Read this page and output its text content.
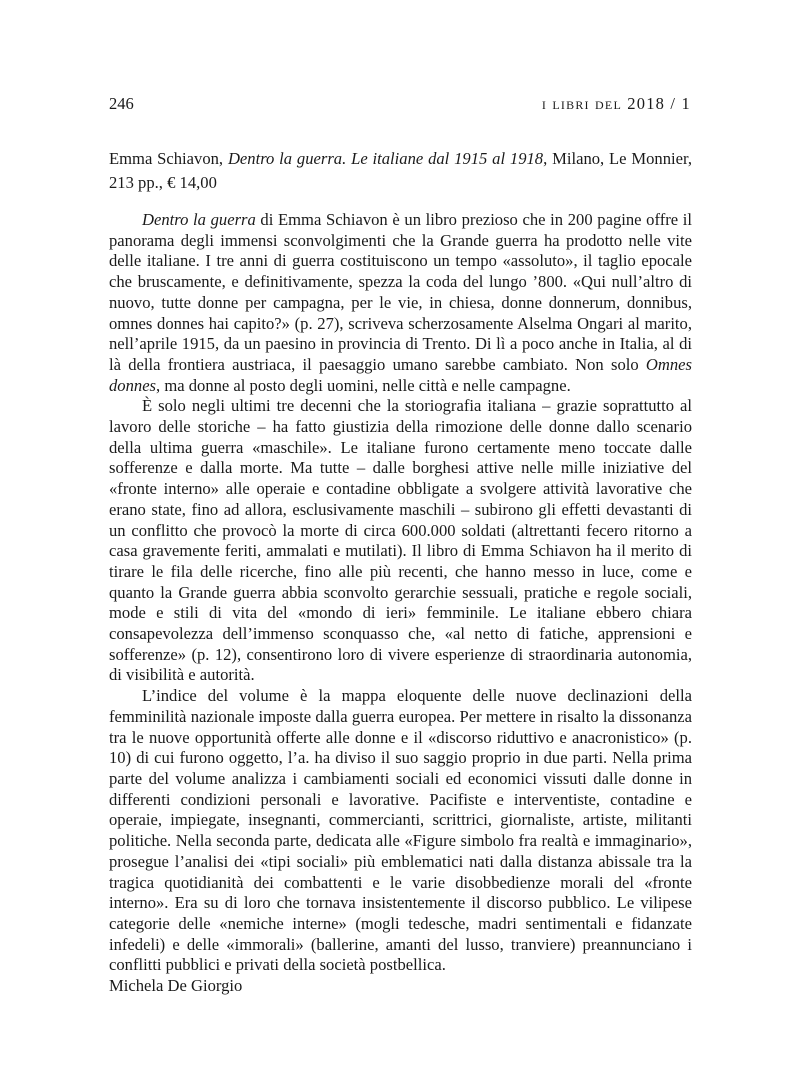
246	i libri del 2018 / 1

Emma Schiavon, Dentro la guerra. Le italiane dal 1915 al 1918, Milano, Le Monnier, 213 pp., € 14,00

Dentro la guerra di Emma Schiavon è un libro prezioso che in 200 pagine offre il panorama degli immensi sconvolgimenti che la Grande guerra ha prodotto nelle vite delle italiane. I tre anni di guerra costituiscono un tempo «assoluto», il taglio epocale che bruscamente, e definitivamente, spezza la coda del lungo ’800. «Qui null’altro di nuovo, tutte donne per campagna, per le vie, in chiesa, donne donnerum, donnibus, omnes donnes hai capito?» (p. 27), scriveva scherzosamente Alselma Ongari al marito, nell’aprile 1915, da un paesino in provincia di Trento. Di lì a poco anche in Italia, al di là della frontiera austriaca, il paesaggio umano sarebbe cambiato. Non solo Omnes donnes, ma donne al posto degli uomini, nelle città e nelle campagne.

È solo negli ultimi tre decenni che la storiografia italiana – grazie soprattutto al lavoro delle storiche – ha fatto giustizia della rimozione delle donne dallo scenario della ultima guerra «maschile». Le italiane furono certamente meno toccate dalle sofferenze e dalla morte. Ma tutte – dalle borghesi attive nelle mille iniziative del «fronte interno» alle operaie e contadine obbligate a svolgere attività lavorative che erano state, fino ad allora, esclusivamente maschili – subirono gli effetti devastanti di un conflitto che provocò la morte di circa 600.000 soldati (altrettanti fecero ritorno a casa gravemente feriti, ammalati e mutilati). Il libro di Emma Schiavon ha il merito di tirare le fila delle ricerche, fino alle più recenti, che hanno messo in luce, come e quanto la Grande guerra abbia sconvolto gerarchie sessuali, pratiche e regole sociali, mode e stili di vita del «mondo di ieri» femminile. Le italiane ebbero chiara consapevolezza dell’immenso sconquasso che, «al netto di fatiche, apprensioni e sofferenze» (p. 12), consentirono loro di vivere esperienze di straordinaria autonomia, di visibilità e autorità.

L’indice del volume è la mappa eloquente delle nuove declinazioni della femminilità nazionale imposte dalla guerra europea. Per mettere in risalto la dissonanza tra le nuove opportunità offerte alle donne e il «discorso riduttivo e anacronistico» (p. 10) di cui furono oggetto, l’a. ha diviso il suo saggio proprio in due parti. Nella prima parte del volume analizza i cambiamenti sociali ed economici vissuti dalle donne in differenti condizioni personali e lavorative. Pacifiste e interventiste, contadine e operaie, impiegate, insegnanti, commercianti, scrittrici, giornaliste, artiste, militanti politiche. Nella seconda parte, dedicata alle «Figure simbolo fra realtà e immaginario», prosegue l’analisi dei «tipi sociali» più emblematici nati dalla distanza abissale tra la tragica quotidianità dei combattenti e le varie disobbedienze morali del «fronte interno». Era su di loro che tornava insistentemente il discorso pubblico. Le vilipese categorie delle «nemiche interne» (mogli tedesche, madri sentimentali e fidanzate infedeli) e delle «immorali» (ballerine, amanti del lusso, tranviere) preannunciano i conflitti pubblici e privati della società postbellica.

Michela De Giorgio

---

▸ **TO DO**
The pictures should not be reproduced; quote all of the other material exactly.

▸ **THE RESULT**
Read this page and output its text content.
246	i libri del 2018 / 1

Emma Schiavon, Dentro la guerra. Le italiane dal 1915 al 1918, Milano, Le Monnier, 213 pp., € 14,00

Dentro la guerra di Emma Schiavon è un libro prezioso che in 200 pagine offre il panorama degli immensi sconvolgimenti che la Grande guerra ha prodotto nelle vite delle italiane. I tre anni di guerra costituiscono un tempo «assoluto», il taglio epocale che bruscamente, e definitivamente, spezza la coda del lungo ’800. «Qui null’altro di nuovo, tutte donne per campagna, per le vie, in chiesa, donne donnerum, donnibus, omnes donnes hai capito?» (p. 27), scriveva scherzosamente Alselma Ongari al marito, nell’aprile 1915, da un paesino in provincia di Trento. Di lì a poco anche in Italia, al di là della frontiera austriaca, il paesaggio umano sarebbe cambiato. Non solo Omnes donnes, ma donne al posto degli uomini, nelle città e nelle campagne.

È solo negli ultimi tre decenni che la storiografia italiana – grazie soprattutto al lavoro delle storiche – ha fatto giustizia della rimozione delle donne dallo scenario della ultima guerra «maschile». Le italiane furono certamente meno toccate dalle sofferenze e dalla morte. Ma tutte – dalle borghesi attive nelle mille iniziative del «fronte interno» alle operaie e contadine obbligate a svolgere attività lavorative che erano state, fino ad allora, esclusivamente maschili – subirono gli effetti devastanti di un conflitto che provocò la morte di circa 600.000 soldati (altrettanti fecero ritorno a casa gravemente feriti, ammalati e mutilati). Il libro di Emma Schiavon ha il merito di tirare le fila delle ricerche, fino alle più recenti, che hanno messo in luce, come e quanto la Grande guerra abbia sconvolto gerarchie sessuali, pratiche e regole sociali, mode e stili di vita del «mondo di ieri» femminile. Le italiane ebbero chiara consapevolezza dell’immenso sconquasso che, «al netto di fatiche, apprensioni e sofferenze» (p. 12), consentirono loro di vivere esperienze di straordinaria autonomia, di visibilità e autorità.

L’indice del volume è la mappa eloquente delle nuove declinazioni della femminilità nazionale imposte dalla guerra europea. Per mettere in risalto la dissonanza tra le nuove opportunità offerte alle donne e il «discorso riduttivo e anacronistico» (p. 10) di cui furono oggetto, l’a. ha diviso il suo saggio proprio in due parti. Nella prima parte del volume analizza i cambiamenti sociali ed economici vissuti dalle donne in differenti condizioni personali e lavorative. Pacifiste e interventiste, contadine e operaie, impiegate, insegnanti, commercianti, scrittrici, giornaliste, artiste, militanti politiche. Nella seconda parte, dedicata alle «Figure simbolo fra realtà e immaginario», prosegue l’analisi dei «tipi sociali» più emblematici nati dalla distanza abissale tra la tragica quotidianità dei combattenti e le varie disobbedienze morali del «fronte interno». Era su di loro che tornava insistentemente il discorso pubblico. Le vilipese categorie delle «nemiche interne» (mogli tedesche, madri sentimentali e fidanzate infedeli) e delle «immorali» (ballerine, amanti del lusso, tranviere) preannunciano i conflitti pubblici e privati della società postbellica.

Michela De Giorgio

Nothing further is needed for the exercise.